Available data:
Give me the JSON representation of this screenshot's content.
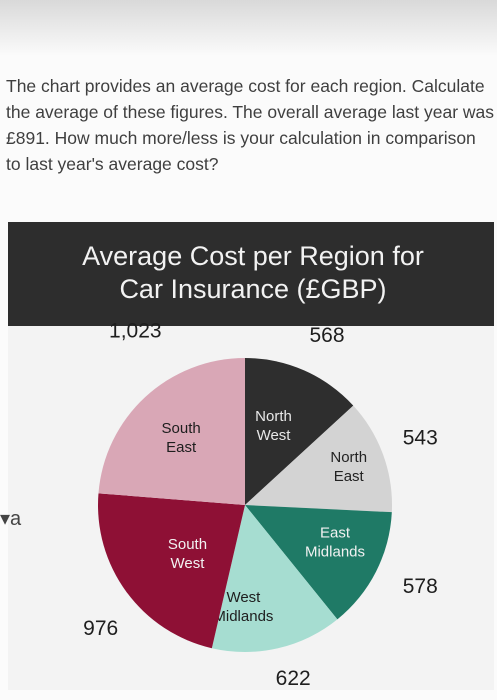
{
  "question": {
    "text": "The chart provides an average cost for each region. Calculate the average of these figures. The overall average last year was £891.  How much more/less is your calculation in comparison to last year's average cost?"
  },
  "side_glyph": "▾a",
  "colors": {
    "card": "#f3f3f3",
    "title_band": "#2d2d2d",
    "title_text": "#f2f2f2"
  },
  "chart_data": {
    "type": "pie",
    "title": "Average Cost per Region for Car Insurance (£GBP)",
    "slices": [
      {
        "label": "North West",
        "value": 568,
        "value_label": "568",
        "color": "#2e2e2e",
        "text_color": "#e8e8e8"
      },
      {
        "label": "North East",
        "value": 543,
        "value_label": "543",
        "color": "#d3d3d3",
        "text_color": "#222222"
      },
      {
        "label": "East Midlands",
        "value": 578,
        "value_label": "578",
        "color": "#1f7a66",
        "text_color": "#f2f2f2"
      },
      {
        "label": "West Midlands",
        "value": 622,
        "value_label": "622",
        "color": "#a6ddd1",
        "text_color": "#1e1e1e"
      },
      {
        "label": "South West",
        "value": 976,
        "value_label": "976",
        "color": "#8e1035",
        "text_color": "#f2f2f2"
      },
      {
        "label": "South East",
        "value": 1023,
        "value_label": "1,023",
        "color": "#d9a7b6",
        "text_color": "#1e1e1e"
      }
    ]
  }
}
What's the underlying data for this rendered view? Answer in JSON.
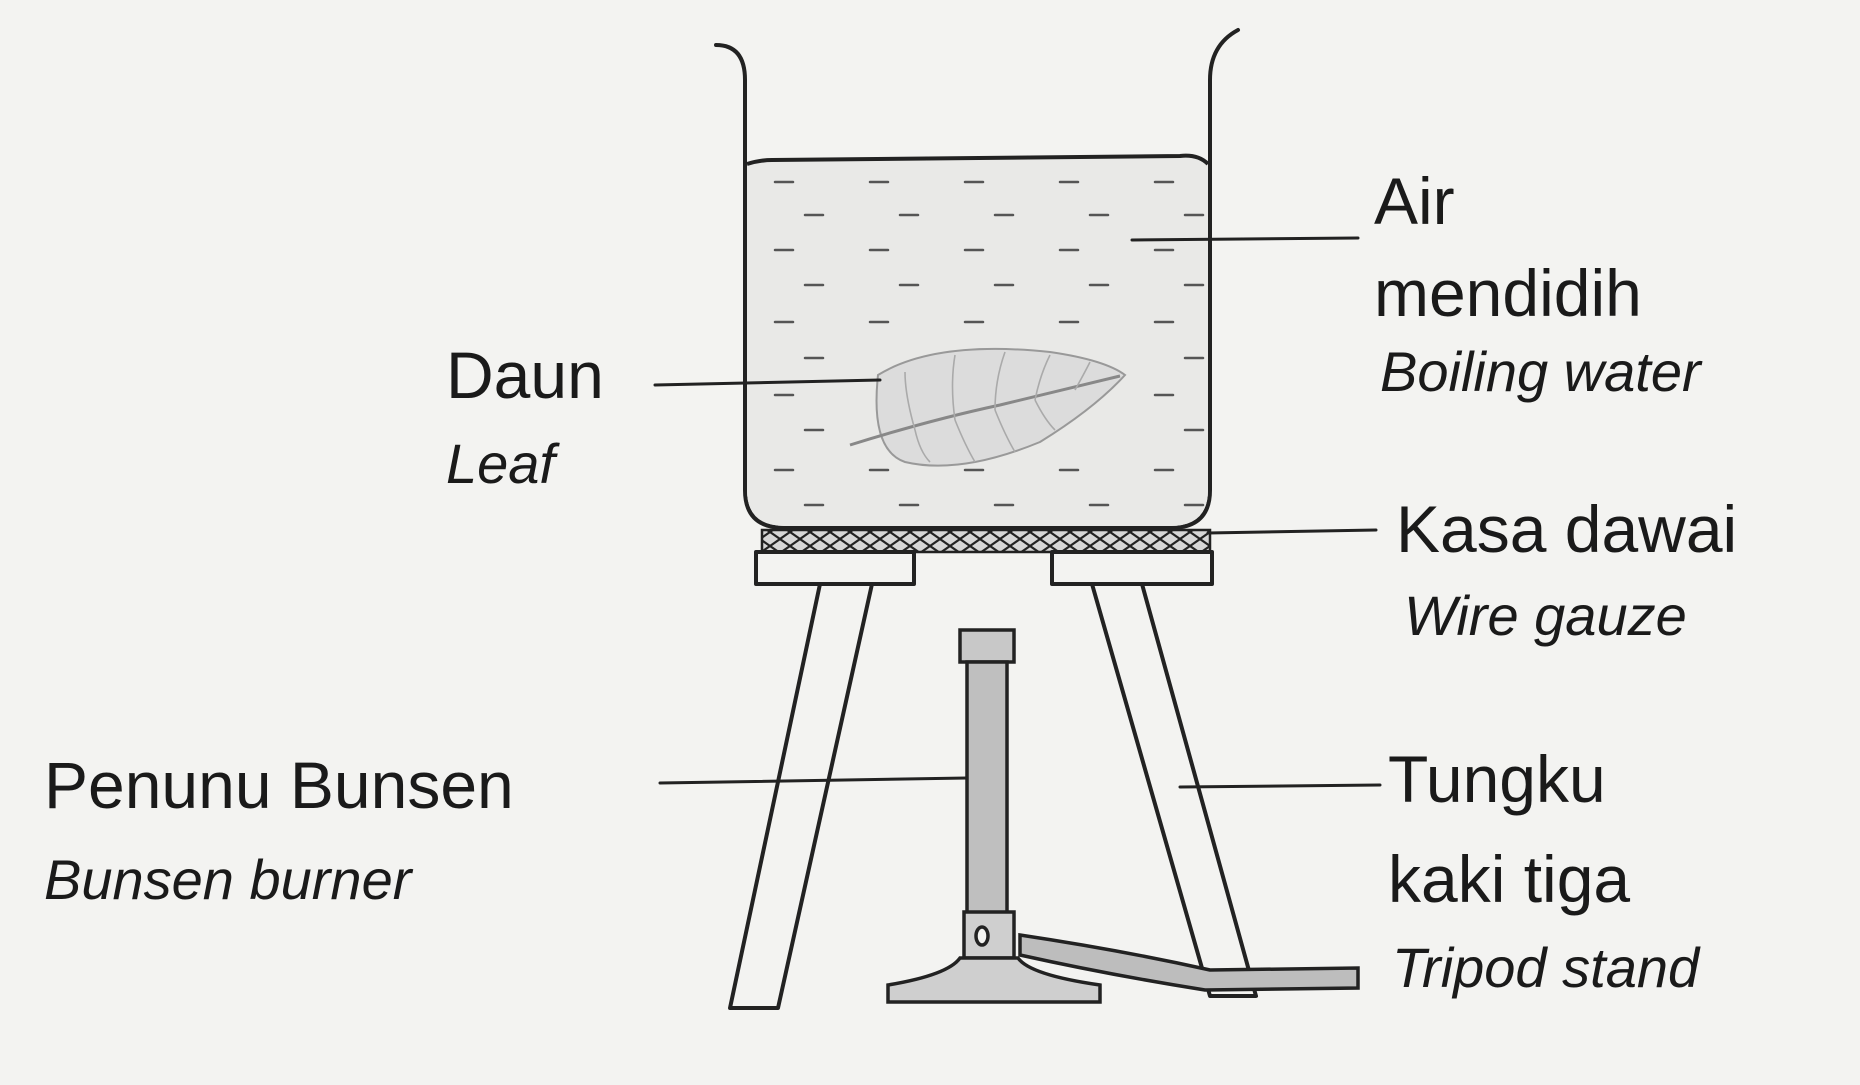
{
  "labels": {
    "boiling_water": {
      "malay_line1": "Air",
      "malay_line2": "mendidih",
      "english": "Boiling water"
    },
    "leaf": {
      "malay": "Daun",
      "english": "Leaf"
    },
    "wire_gauze": {
      "malay": "Kasa dawai",
      "english": "Wire gauze"
    },
    "bunsen_burner": {
      "malay": "Penunu Bunsen",
      "english": "Bunsen burner"
    },
    "tripod_stand": {
      "malay_line1": "Tungku",
      "malay_line2": "kaki tiga",
      "english": "Tripod stand"
    }
  }
}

Stated task: Transcribe the records above exactly as they appear, leaving out any pictures.

The answer:
Give me the JSON representation of this screenshot's content.
{
  "question": {
    "text": "The chart provides an average cost for each region. Calculate the average of these figures. The overall average last year was £891.  How much more/less is your calculation in comparison to last year's average cost?"
  },
  "side_glyph": "▾a",
  "colors": {
    "card": "#f3f3f3",
    "title_band": "#2d2d2d",
    "title_text": "#f2f2f2"
  },
  "chart_data": {
    "type": "pie",
    "title": "Average Cost per Region for Car Insurance (£GBP)",
    "slices": [
      {
        "label": "North West",
        "value": 568,
        "value_label": "568",
        "color": "#2e2e2e",
        "text_color": "#e8e8e8"
      },
      {
        "label": "North East",
        "value": 543,
        "value_label": "543",
        "color": "#d3d3d3",
        "text_color": "#222222"
      },
      {
        "label": "East Midlands",
        "value": 578,
        "value_label": "578",
        "color": "#1f7a66",
        "text_color": "#f2f2f2"
      },
      {
        "label": "West Midlands",
        "value": 622,
        "value_label": "622",
        "color": "#a6ddd1",
        "text_color": "#1e1e1e"
      },
      {
        "label": "South West",
        "value": 976,
        "value_label": "976",
        "color": "#8e1035",
        "text_color": "#f2f2f2"
      },
      {
        "label": "South East",
        "value": 1023,
        "value_label": "1,023",
        "color": "#d9a7b6",
        "text_color": "#1e1e1e"
      }
    ]
  }
}
What's the underlying data for this rendered view? Answer in JSON.
{
  "labels": {
    "boiling_water": {
      "malay_line1": "Air",
      "malay_line2": "mendidih",
      "english": "Boiling water"
    },
    "leaf": {
      "malay": "Daun",
      "english": "Leaf"
    },
    "wire_gauze": {
      "malay": "Kasa dawai",
      "english": "Wire gauze"
    },
    "bunsen_burner": {
      "malay": "Penunu Bunsen",
      "english": "Bunsen burner"
    },
    "tripod_stand": {
      "malay_line1": "Tungku",
      "malay_line2": "kaki tiga",
      "english": "Tripod stand"
    }
  }
}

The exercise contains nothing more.